> Request: Each line that holds the word "source" should be returned.

> Data to use:
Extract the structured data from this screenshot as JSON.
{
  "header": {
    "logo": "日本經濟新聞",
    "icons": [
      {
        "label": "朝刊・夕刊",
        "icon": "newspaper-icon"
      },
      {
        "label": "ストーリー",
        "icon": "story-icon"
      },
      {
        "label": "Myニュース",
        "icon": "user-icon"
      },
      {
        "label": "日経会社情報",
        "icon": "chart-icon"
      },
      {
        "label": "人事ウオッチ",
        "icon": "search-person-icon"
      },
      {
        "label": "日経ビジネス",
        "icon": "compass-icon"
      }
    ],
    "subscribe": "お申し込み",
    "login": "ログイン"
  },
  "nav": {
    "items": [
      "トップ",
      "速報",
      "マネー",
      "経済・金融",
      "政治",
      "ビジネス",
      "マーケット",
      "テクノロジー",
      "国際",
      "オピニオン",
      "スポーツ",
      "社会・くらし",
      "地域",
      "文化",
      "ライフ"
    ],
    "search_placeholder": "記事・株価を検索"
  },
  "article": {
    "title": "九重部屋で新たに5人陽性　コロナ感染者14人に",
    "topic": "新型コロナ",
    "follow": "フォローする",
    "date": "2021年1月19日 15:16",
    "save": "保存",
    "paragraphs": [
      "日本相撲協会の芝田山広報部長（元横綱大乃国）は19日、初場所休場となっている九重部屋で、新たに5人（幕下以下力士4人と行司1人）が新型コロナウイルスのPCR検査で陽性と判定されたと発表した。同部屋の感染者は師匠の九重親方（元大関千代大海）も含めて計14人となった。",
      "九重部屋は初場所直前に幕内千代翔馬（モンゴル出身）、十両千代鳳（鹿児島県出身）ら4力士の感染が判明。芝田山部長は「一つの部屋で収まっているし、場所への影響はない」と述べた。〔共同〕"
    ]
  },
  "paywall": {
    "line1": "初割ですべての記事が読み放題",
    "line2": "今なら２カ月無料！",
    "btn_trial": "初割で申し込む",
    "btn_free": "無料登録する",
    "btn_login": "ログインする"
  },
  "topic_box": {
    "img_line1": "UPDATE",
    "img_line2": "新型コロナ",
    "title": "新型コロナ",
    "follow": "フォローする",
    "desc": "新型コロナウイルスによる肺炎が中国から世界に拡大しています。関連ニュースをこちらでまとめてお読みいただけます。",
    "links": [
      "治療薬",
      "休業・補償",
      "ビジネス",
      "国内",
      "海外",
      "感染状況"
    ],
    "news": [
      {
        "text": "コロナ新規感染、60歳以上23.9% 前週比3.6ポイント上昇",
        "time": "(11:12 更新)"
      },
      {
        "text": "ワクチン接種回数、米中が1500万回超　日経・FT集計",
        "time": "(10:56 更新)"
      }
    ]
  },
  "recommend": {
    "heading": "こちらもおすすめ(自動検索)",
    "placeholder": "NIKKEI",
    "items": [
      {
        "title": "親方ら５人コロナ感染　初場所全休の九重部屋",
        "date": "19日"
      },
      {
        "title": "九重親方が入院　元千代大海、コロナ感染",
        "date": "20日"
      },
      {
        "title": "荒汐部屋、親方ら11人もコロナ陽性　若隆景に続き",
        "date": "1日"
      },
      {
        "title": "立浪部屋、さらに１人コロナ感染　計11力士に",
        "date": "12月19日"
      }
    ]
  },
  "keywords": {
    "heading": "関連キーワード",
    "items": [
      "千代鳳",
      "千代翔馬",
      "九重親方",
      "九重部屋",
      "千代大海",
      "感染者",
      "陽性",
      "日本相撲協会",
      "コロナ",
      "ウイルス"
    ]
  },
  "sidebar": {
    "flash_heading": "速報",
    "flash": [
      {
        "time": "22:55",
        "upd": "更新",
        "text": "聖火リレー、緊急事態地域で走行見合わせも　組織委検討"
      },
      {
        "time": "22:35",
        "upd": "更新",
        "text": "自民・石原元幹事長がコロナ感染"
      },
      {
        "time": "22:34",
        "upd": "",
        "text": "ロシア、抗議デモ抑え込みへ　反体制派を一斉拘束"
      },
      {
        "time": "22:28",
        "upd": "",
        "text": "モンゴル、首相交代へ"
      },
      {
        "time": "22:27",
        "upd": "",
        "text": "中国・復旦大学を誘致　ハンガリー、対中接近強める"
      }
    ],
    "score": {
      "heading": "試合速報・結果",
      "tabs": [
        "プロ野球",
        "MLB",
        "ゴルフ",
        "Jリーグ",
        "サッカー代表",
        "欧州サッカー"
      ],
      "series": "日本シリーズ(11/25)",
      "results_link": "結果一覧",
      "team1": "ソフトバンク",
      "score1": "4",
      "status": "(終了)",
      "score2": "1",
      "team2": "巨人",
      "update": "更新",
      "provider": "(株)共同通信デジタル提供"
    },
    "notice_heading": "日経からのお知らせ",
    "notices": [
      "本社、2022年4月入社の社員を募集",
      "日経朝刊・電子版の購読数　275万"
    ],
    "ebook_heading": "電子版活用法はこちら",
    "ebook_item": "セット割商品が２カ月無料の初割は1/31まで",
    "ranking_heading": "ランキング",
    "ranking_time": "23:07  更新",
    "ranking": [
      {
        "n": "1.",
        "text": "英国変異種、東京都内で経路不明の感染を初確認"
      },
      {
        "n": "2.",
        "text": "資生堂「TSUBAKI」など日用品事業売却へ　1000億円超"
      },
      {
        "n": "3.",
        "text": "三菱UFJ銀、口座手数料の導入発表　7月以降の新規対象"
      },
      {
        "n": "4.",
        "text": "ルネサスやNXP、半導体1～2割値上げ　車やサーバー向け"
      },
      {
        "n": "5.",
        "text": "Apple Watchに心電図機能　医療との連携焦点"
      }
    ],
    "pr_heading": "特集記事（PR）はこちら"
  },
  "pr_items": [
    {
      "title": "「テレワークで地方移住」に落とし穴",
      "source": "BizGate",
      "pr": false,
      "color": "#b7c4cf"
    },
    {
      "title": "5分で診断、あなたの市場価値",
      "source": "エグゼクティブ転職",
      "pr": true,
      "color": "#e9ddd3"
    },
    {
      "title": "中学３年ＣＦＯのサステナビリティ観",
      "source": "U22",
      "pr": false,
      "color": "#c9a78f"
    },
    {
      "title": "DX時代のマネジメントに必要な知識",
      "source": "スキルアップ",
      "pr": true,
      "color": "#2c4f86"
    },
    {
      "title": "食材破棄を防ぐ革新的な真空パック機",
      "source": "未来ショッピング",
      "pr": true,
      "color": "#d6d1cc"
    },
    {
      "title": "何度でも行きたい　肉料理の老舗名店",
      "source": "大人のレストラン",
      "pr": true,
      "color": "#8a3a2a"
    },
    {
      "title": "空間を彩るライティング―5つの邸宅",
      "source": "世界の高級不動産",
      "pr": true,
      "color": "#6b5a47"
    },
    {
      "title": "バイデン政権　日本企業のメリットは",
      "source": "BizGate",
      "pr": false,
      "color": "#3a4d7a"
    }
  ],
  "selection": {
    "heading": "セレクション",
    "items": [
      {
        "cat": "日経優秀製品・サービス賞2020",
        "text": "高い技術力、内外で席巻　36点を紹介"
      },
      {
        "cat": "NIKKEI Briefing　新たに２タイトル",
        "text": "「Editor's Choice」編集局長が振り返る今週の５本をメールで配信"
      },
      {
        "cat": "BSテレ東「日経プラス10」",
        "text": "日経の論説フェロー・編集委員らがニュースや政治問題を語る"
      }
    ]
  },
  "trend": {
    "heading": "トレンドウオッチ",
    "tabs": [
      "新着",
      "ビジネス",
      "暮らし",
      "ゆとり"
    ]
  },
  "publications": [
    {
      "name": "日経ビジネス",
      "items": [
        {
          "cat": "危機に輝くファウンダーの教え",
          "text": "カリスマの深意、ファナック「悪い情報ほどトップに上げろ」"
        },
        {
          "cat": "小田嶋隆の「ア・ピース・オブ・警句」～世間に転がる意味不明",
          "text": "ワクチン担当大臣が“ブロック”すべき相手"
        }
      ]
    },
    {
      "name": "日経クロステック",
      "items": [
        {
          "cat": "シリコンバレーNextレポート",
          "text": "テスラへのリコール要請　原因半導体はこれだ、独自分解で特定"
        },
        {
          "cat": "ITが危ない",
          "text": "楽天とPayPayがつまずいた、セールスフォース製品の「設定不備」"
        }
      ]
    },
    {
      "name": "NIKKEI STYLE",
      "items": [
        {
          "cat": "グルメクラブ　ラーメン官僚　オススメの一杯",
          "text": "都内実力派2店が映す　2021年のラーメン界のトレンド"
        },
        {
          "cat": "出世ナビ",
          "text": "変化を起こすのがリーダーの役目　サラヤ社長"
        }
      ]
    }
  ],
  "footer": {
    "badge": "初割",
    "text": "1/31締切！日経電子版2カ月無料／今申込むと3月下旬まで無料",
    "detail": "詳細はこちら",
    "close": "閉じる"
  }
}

> Answer to the exercise:
      "source": "BizGate",
      "source": "エグゼクティブ転職",
      "source": "U22",
      "source": "スキルアップ",
      "source": "未来ショッピング",
      "source": "大人のレストラン",
      "source": "世界の高級不動産",
      "source": "BizGate",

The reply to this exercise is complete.